> _What needs to be done_: Every line below that mentions the word "chauffée" should be copied out.
BEGIN Dataset excerpts
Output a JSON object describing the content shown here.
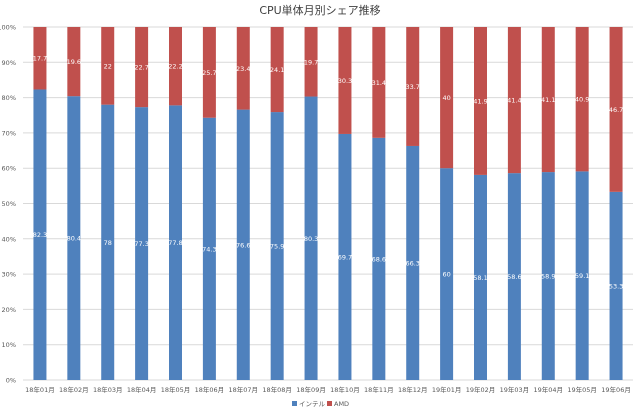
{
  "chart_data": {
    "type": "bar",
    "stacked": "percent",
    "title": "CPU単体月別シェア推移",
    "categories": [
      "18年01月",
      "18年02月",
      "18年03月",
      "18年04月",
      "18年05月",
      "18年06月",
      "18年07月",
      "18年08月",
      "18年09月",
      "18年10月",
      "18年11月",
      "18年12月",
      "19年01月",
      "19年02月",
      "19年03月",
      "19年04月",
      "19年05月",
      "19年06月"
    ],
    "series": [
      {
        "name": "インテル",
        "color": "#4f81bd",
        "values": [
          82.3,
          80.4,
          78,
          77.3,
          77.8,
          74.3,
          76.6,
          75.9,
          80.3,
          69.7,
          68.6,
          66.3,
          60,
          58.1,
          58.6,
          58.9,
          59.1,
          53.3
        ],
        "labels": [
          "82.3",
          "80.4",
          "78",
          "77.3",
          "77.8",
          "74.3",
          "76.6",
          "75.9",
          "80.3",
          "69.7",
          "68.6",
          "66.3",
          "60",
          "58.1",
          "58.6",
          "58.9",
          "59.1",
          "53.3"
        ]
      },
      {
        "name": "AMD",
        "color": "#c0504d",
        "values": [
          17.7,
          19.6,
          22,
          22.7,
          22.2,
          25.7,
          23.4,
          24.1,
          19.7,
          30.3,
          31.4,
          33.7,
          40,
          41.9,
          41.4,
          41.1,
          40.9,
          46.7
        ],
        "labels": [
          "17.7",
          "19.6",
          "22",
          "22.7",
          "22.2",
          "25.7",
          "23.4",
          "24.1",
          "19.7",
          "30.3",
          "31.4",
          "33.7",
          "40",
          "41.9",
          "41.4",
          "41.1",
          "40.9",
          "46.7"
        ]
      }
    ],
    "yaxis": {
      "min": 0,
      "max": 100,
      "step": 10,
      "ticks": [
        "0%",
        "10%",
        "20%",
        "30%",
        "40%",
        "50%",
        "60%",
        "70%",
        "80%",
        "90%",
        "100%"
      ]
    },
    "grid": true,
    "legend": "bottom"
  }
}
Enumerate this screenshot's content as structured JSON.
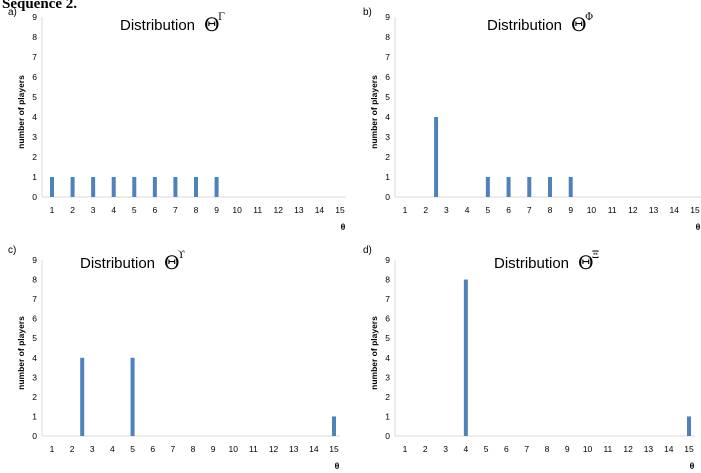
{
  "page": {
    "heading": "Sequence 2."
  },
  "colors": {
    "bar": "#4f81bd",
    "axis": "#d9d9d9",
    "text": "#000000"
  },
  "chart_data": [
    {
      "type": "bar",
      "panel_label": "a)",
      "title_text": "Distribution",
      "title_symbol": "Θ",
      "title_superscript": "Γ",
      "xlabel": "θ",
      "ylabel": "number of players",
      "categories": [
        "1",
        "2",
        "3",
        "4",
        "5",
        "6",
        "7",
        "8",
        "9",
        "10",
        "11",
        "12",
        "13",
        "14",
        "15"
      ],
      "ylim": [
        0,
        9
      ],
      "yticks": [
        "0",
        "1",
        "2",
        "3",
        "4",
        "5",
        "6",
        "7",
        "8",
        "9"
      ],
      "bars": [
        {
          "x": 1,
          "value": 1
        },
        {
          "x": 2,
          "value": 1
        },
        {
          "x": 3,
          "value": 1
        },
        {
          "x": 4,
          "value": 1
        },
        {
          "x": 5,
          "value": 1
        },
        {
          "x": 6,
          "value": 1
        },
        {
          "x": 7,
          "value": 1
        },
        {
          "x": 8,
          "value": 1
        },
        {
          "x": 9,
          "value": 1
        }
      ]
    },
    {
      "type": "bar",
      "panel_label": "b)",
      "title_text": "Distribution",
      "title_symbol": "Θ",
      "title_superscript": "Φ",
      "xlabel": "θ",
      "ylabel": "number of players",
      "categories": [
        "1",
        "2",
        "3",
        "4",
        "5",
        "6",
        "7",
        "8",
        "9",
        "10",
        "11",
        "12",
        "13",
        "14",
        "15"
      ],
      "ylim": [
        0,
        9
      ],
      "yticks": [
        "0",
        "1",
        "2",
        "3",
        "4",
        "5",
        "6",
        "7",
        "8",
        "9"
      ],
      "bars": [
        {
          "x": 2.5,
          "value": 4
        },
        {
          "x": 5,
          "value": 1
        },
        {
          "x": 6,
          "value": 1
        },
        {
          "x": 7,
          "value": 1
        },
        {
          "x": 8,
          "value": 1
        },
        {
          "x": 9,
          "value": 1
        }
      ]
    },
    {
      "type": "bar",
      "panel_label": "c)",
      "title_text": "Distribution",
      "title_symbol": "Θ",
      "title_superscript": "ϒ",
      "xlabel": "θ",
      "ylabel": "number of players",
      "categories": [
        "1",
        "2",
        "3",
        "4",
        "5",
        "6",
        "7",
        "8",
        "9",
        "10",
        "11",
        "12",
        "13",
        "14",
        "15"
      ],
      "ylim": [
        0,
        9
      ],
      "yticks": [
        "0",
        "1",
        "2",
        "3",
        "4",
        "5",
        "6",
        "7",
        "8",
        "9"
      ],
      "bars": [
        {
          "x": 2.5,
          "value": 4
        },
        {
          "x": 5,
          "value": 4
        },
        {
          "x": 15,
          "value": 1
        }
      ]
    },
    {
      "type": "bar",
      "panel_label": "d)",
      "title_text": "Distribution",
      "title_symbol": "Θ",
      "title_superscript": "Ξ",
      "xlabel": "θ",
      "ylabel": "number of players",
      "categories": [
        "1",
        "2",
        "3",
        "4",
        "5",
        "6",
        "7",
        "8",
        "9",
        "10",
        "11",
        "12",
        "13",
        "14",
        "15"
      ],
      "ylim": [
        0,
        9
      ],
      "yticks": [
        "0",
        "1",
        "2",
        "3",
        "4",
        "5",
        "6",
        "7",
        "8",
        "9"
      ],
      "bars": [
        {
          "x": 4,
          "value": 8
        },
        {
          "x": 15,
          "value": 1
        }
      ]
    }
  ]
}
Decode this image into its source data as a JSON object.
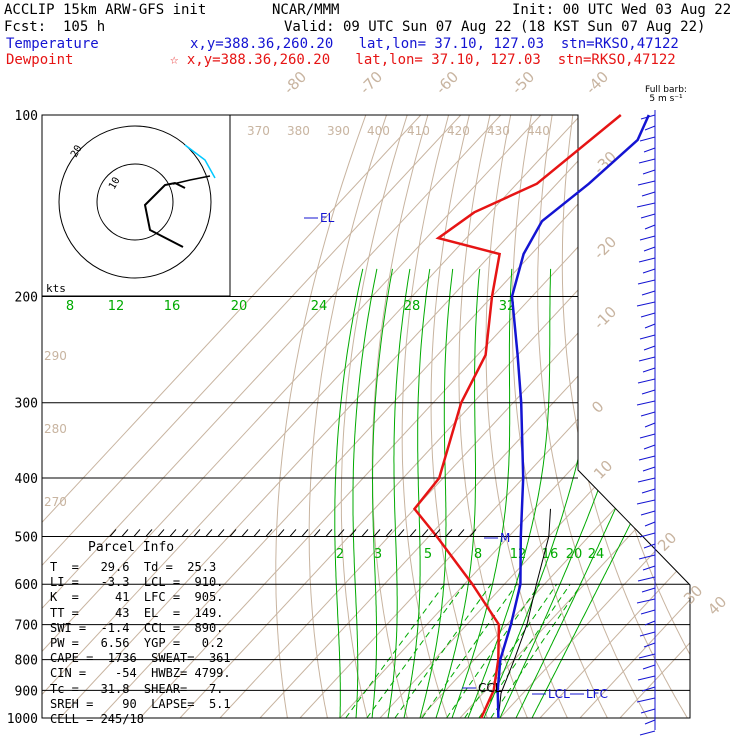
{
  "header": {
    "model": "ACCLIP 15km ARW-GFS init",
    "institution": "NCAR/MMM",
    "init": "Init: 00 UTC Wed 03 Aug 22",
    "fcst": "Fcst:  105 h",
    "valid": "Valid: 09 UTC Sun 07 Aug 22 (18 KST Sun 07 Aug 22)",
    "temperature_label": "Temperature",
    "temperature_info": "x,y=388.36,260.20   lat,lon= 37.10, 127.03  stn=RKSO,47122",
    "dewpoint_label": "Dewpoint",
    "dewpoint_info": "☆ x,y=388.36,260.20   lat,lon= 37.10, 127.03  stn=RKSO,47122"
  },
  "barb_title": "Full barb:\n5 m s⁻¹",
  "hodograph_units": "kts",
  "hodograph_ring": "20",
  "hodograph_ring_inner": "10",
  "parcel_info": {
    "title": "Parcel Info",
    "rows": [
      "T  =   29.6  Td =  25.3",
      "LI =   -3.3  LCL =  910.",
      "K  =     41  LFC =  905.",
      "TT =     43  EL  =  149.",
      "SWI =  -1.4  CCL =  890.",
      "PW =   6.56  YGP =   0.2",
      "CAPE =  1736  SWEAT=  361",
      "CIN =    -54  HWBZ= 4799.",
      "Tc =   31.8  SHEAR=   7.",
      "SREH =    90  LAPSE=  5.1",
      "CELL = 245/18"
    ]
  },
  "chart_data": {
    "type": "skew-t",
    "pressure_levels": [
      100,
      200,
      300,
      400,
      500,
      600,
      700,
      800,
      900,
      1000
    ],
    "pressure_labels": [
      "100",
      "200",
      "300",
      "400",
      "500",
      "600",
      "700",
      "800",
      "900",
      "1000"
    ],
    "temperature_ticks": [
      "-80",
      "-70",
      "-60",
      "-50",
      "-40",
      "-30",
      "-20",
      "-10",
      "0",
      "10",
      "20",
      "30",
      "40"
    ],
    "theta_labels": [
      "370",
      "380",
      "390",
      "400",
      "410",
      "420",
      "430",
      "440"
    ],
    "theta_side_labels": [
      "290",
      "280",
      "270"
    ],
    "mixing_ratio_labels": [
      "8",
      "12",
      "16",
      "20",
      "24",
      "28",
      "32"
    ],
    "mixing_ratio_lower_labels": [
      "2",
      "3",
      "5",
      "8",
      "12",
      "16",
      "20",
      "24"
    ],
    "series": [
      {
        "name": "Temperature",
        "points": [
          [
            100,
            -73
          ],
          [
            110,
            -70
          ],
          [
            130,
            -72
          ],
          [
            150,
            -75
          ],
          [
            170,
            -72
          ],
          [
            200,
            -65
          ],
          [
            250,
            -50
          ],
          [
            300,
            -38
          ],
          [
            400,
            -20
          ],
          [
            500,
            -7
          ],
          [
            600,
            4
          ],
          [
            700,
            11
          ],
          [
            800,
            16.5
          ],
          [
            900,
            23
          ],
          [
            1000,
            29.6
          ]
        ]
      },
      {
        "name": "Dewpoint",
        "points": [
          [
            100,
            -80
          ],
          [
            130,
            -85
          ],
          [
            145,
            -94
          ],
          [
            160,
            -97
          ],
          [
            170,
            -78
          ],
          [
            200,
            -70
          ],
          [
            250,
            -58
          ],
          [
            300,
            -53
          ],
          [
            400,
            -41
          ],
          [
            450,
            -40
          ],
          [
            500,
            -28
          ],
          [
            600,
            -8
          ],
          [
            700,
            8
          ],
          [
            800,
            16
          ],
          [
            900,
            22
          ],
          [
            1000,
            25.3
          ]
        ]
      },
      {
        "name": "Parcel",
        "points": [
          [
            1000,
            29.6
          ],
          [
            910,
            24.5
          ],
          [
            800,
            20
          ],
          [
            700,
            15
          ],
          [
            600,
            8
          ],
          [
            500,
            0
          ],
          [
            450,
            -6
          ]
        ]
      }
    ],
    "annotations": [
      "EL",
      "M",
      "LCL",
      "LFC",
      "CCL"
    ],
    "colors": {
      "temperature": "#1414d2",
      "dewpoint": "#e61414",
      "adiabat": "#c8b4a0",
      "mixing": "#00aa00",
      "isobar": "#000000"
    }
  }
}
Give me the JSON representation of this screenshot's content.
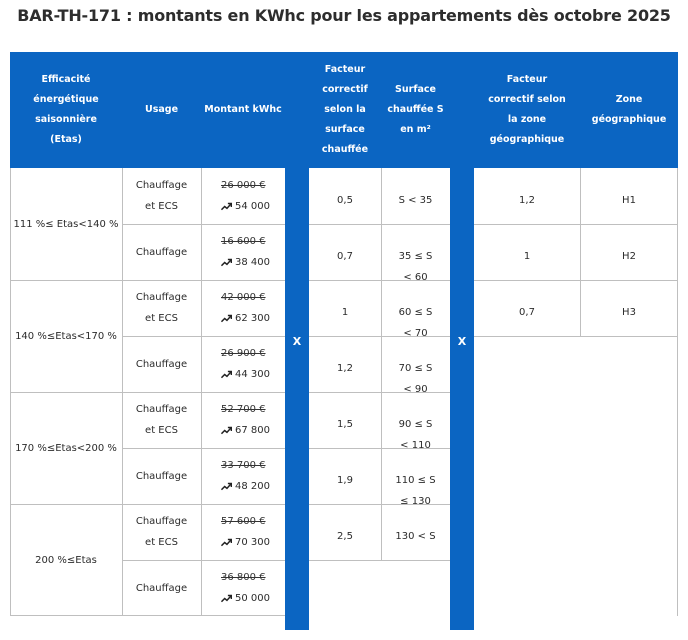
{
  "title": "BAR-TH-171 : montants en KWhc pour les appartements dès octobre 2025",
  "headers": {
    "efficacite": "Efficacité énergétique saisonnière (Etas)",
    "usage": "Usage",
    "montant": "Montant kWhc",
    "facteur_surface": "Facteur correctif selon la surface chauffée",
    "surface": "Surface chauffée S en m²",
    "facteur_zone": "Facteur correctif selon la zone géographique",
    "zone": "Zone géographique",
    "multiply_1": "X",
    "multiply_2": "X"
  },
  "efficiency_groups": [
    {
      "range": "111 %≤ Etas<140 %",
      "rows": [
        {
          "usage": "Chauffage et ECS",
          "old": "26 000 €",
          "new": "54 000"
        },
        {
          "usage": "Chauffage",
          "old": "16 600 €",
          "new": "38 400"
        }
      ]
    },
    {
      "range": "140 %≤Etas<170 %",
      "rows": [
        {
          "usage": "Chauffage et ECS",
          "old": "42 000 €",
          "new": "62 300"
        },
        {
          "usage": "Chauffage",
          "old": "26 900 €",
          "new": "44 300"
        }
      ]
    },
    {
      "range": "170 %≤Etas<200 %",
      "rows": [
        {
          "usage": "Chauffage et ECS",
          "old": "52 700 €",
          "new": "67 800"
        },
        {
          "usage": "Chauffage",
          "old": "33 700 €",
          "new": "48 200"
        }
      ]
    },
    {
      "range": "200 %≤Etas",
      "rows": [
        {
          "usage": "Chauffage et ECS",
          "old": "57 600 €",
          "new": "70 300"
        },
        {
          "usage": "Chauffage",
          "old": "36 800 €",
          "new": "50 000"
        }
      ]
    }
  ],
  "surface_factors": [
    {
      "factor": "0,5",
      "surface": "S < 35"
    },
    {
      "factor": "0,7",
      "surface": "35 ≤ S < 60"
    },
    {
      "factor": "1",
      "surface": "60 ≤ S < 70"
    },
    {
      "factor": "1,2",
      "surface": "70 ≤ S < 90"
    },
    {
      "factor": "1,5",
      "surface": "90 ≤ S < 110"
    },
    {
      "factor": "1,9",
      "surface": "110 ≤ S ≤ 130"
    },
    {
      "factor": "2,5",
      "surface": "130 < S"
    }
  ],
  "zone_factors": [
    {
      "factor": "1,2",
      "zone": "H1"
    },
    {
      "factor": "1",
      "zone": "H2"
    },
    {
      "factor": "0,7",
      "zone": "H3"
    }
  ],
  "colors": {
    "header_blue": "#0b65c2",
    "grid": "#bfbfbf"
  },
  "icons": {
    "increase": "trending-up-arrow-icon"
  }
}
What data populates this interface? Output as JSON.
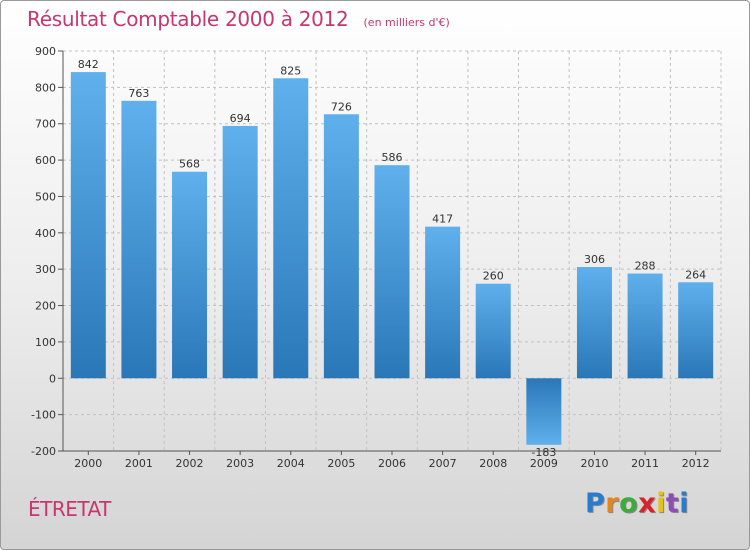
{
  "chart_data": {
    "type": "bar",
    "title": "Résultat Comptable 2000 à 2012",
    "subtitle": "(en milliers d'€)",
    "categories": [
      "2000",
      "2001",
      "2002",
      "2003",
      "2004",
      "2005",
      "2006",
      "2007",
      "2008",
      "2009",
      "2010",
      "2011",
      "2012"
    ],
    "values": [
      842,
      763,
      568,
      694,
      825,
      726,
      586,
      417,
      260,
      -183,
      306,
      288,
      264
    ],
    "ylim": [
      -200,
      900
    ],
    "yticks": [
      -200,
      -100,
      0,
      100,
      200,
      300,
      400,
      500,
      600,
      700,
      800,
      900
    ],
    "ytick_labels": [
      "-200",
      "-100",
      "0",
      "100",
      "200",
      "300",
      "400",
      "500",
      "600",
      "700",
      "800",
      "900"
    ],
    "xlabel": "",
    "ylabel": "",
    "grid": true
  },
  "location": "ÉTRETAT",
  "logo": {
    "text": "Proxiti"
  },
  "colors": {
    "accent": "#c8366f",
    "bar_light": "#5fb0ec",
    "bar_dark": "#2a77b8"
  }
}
END Dataset excerpts
> _Reply_:
    "facteur_surface": "Facteur correctif selon la surface chauffée",
    "surface": "Surface chauffée S en m²",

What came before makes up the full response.